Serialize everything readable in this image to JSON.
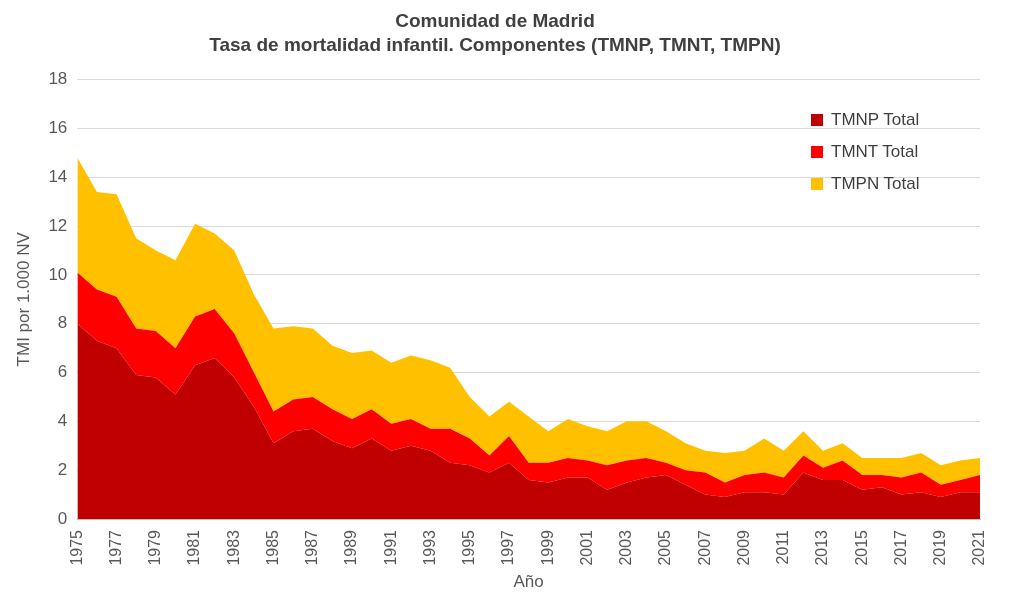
{
  "chart_data": {
    "type": "area",
    "title": "Comunidad de Madrid",
    "subtitle": "Tasa de mortalidad infantil. Componentes (TMNP, TMNT, TMPN)",
    "x_label": "Año",
    "y_label": "TMI por 1.000 NV",
    "categories": [
      "1975",
      null,
      "1977",
      null,
      "1979",
      null,
      "1981",
      null,
      "1983",
      null,
      "1985",
      null,
      "1987",
      null,
      "1989",
      null,
      "1991",
      null,
      "1993",
      null,
      "1995",
      null,
      "1997",
      null,
      "1999",
      null,
      "2001",
      null,
      "2003",
      null,
      "2005",
      null,
      "2007",
      null,
      "2009",
      null,
      "2011",
      null,
      "2013",
      null,
      "2015",
      null,
      "2017",
      null,
      "2019",
      null,
      "2021"
    ],
    "series": [
      {
        "name": "TMNP Total",
        "color": "#c00000",
        "values": [
          8.0,
          7.3,
          7.0,
          5.9,
          5.8,
          5.1,
          6.3,
          6.6,
          5.8,
          4.6,
          3.1,
          3.6,
          3.7,
          3.2,
          2.9,
          3.3,
          2.8,
          3.0,
          2.8,
          2.3,
          2.2,
          1.9,
          2.3,
          1.6,
          1.5,
          1.7,
          1.7,
          1.2,
          1.5,
          1.7,
          1.8,
          1.4,
          1.0,
          0.9,
          1.1,
          1.1,
          1.0,
          1.9,
          1.6,
          1.6,
          1.2,
          1.3,
          1.0,
          1.1,
          0.9,
          1.1,
          1.1
        ]
      },
      {
        "name": "TMNT Total",
        "color": "#ff0000",
        "values": [
          2.1,
          2.1,
          2.1,
          1.9,
          1.9,
          1.9,
          2.0,
          2.0,
          1.8,
          1.4,
          1.3,
          1.3,
          1.3,
          1.3,
          1.2,
          1.2,
          1.1,
          1.1,
          0.9,
          1.4,
          1.1,
          0.7,
          1.1,
          0.7,
          0.8,
          0.8,
          0.7,
          1.0,
          0.9,
          0.8,
          0.5,
          0.6,
          0.9,
          0.6,
          0.7,
          0.8,
          0.7,
          0.7,
          0.5,
          0.8,
          0.6,
          0.5,
          0.7,
          0.8,
          0.5,
          0.5,
          0.7
        ]
      },
      {
        "name": "TMPN Total",
        "color": "#ffc000",
        "values": [
          4.7,
          4.0,
          4.2,
          3.7,
          3.3,
          3.6,
          3.8,
          3.1,
          3.4,
          3.2,
          3.4,
          3.0,
          2.8,
          2.6,
          2.7,
          2.4,
          2.5,
          2.6,
          2.8,
          2.5,
          1.7,
          1.6,
          1.4,
          1.9,
          1.3,
          1.6,
          1.4,
          1.4,
          1.6,
          1.5,
          1.3,
          1.1,
          0.9,
          1.2,
          1.0,
          1.4,
          1.1,
          1.0,
          0.7,
          0.7,
          0.7,
          0.7,
          0.8,
          0.8,
          0.8,
          0.8,
          0.7
        ]
      }
    ],
    "ylim": [
      0,
      18
    ],
    "yticks": [
      0,
      2,
      4,
      6,
      8,
      10,
      12,
      14,
      16,
      18
    ],
    "stacked": true,
    "grid": true,
    "legend": "top right"
  }
}
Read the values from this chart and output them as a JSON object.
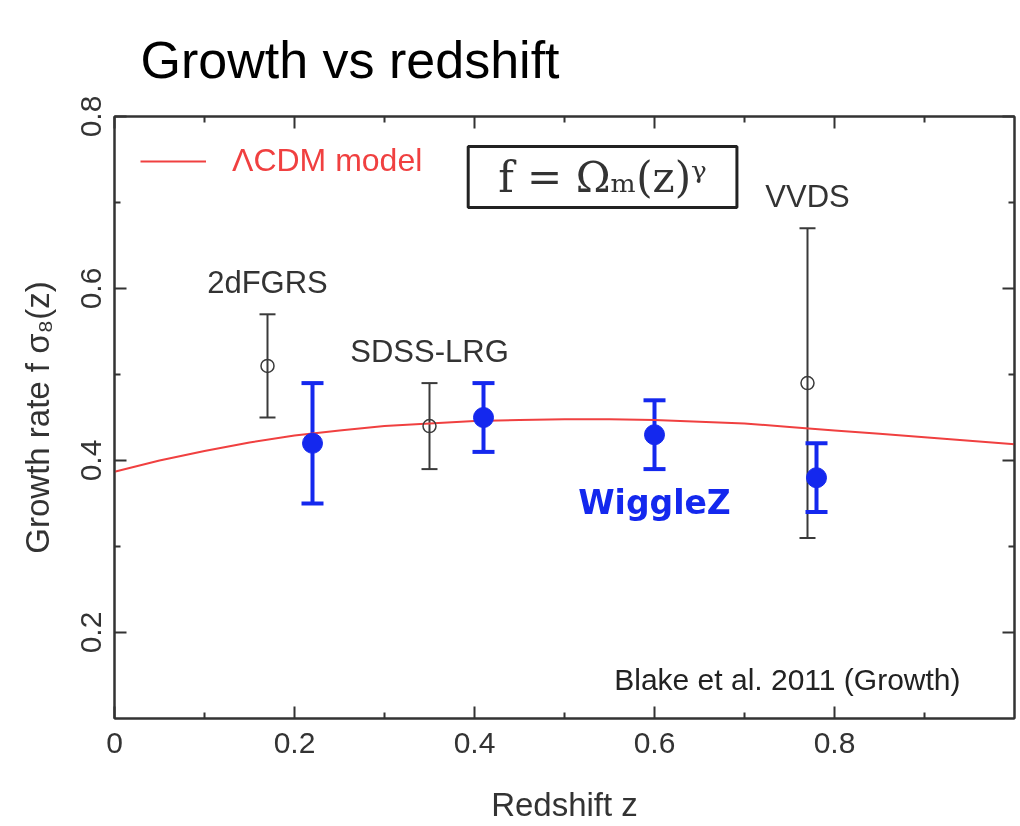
{
  "chart_data": {
    "type": "scatter",
    "title": "Growth vs redshift",
    "xlabel": "Redshift z",
    "ylabel": "Growth rate f σ₈(z)",
    "xlim": [
      0,
      1
    ],
    "ylim": [
      0.1,
      0.8
    ],
    "xticks": [
      0,
      {
        "value": 0.1,
        "label": null
      },
      0.2,
      {
        "value": 0.3,
        "label": null
      },
      0.4,
      {
        "value": 0.5,
        "label": null
      },
      0.6,
      {
        "value": 0.7,
        "label": null
      },
      0.8,
      {
        "value": 0.9,
        "label": null
      }
    ],
    "yticks": [
      0.2,
      {
        "value": 0.3,
        "label": null
      },
      0.4,
      {
        "value": 0.5,
        "label": null
      },
      0.6,
      {
        "value": 0.7,
        "label": null
      },
      0.8
    ],
    "grid": false,
    "legend": "top left",
    "series": [
      {
        "name": "ΛCDM model",
        "type": "line",
        "color": "#f04040",
        "x": [
          0,
          0.05,
          0.1,
          0.15,
          0.2,
          0.25,
          0.3,
          0.35,
          0.4,
          0.45,
          0.5,
          0.55,
          0.6,
          0.65,
          0.7,
          0.75,
          0.8,
          0.85,
          0.9,
          0.95,
          1.0
        ],
        "values": [
          0.387,
          0.4,
          0.411,
          0.421,
          0.429,
          0.435,
          0.44,
          0.443,
          0.446,
          0.447,
          0.448,
          0.448,
          0.447,
          0.445,
          0.443,
          0.439,
          0.435,
          0.431,
          0.427,
          0.423,
          0.419
        ]
      },
      {
        "color": "#3a3a3a",
        "marker": "circle",
        "x": [
          0.17,
          0.35,
          0.77
        ],
        "values": [
          0.51,
          0.44,
          0.49
        ],
        "errors": [
          0.06,
          0.05,
          0.18
        ]
      },
      {
        "name": "WiggleZ",
        "color": "#1428ee",
        "marker": "circle",
        "x": [
          0.22,
          0.41,
          0.6,
          0.78
        ],
        "values": [
          0.42,
          0.45,
          0.43,
          0.38
        ],
        "errors": [
          0.07,
          0.04,
          0.04,
          0.04
        ]
      }
    ],
    "annotations": [
      "f = Ωₘ(z)ᵞ",
      "Blake et al. 2011 (Growth)",
      {
        "text": "2dFGRS",
        "x": 0.17,
        "y": 0.57
      },
      {
        "text": "SDSS-LRG",
        "x": 0.35,
        "y": 0.49
      },
      {
        "text": "VVDS",
        "x": 0.77,
        "y": 0.67
      }
    ]
  }
}
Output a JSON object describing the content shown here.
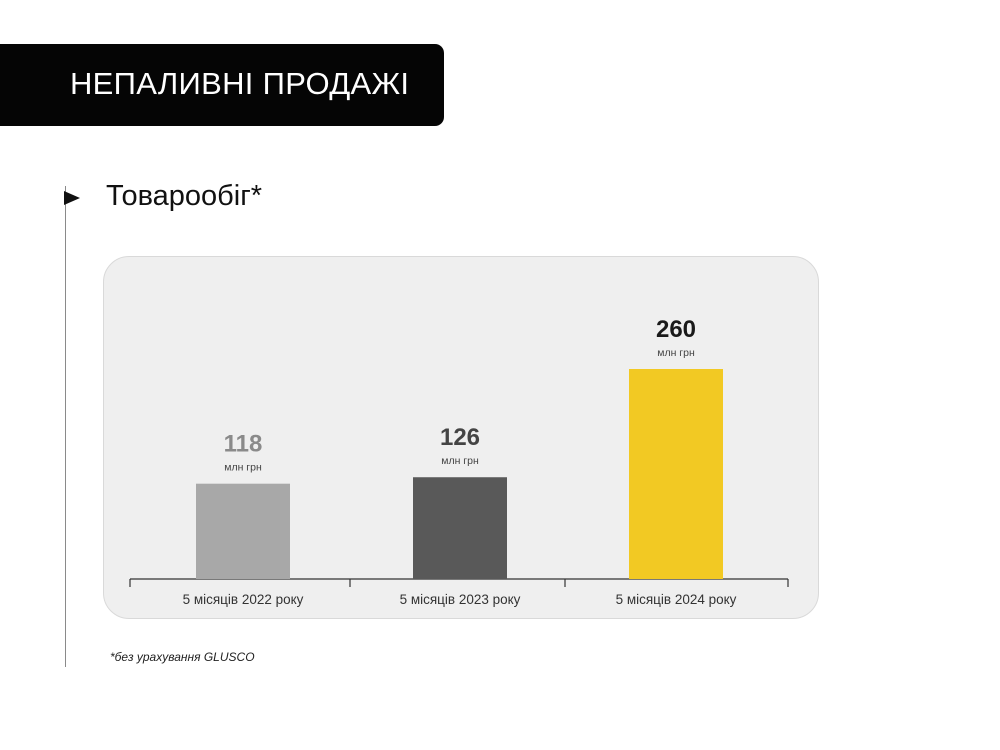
{
  "header": {
    "title": "НЕПАЛИВНІ ПРОДАЖІ"
  },
  "section": {
    "title": "Товарообіг*",
    "icon": "play-arrow-icon"
  },
  "footnote": "*без урахування GLUSCO",
  "chart_data": {
    "type": "bar",
    "title": "",
    "xlabel": "",
    "ylabel": "",
    "categories": [
      "5 місяців 2022 року",
      "5 місяців 2023 року",
      "5 місяців 2024 року"
    ],
    "values": [
      118,
      126,
      260
    ],
    "value_labels": [
      "118",
      "126",
      "260"
    ],
    "unit_label": "млн грн",
    "bar_colors": [
      "#a8a8a8",
      "#595959",
      "#f2c923"
    ],
    "value_label_colors": [
      "#8a8a8a",
      "#444444",
      "#1a1a1a"
    ],
    "ylim": [
      0,
      260
    ],
    "grid": false,
    "legend": "none"
  }
}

§ §

Exercise objective.
Reproduce word for word the lines running from the line with "Output a JSON" through the end of the data, both included, and nothing else; leave out the pictures.

Solution to this problem.
Output a JSON object describing the content shown here.
{
  "header": {
    "title": "НЕПАЛИВНІ ПРОДАЖІ"
  },
  "section": {
    "title": "Товарообіг*",
    "icon": "play-arrow-icon"
  },
  "footnote": "*без урахування GLUSCO",
  "chart_data": {
    "type": "bar",
    "title": "",
    "xlabel": "",
    "ylabel": "",
    "categories": [
      "5 місяців 2022 року",
      "5 місяців 2023 року",
      "5 місяців 2024 року"
    ],
    "values": [
      118,
      126,
      260
    ],
    "value_labels": [
      "118",
      "126",
      "260"
    ],
    "unit_label": "млн грн",
    "bar_colors": [
      "#a8a8a8",
      "#595959",
      "#f2c923"
    ],
    "value_label_colors": [
      "#8a8a8a",
      "#444444",
      "#1a1a1a"
    ],
    "ylim": [
      0,
      260
    ],
    "grid": false,
    "legend": "none"
  }
}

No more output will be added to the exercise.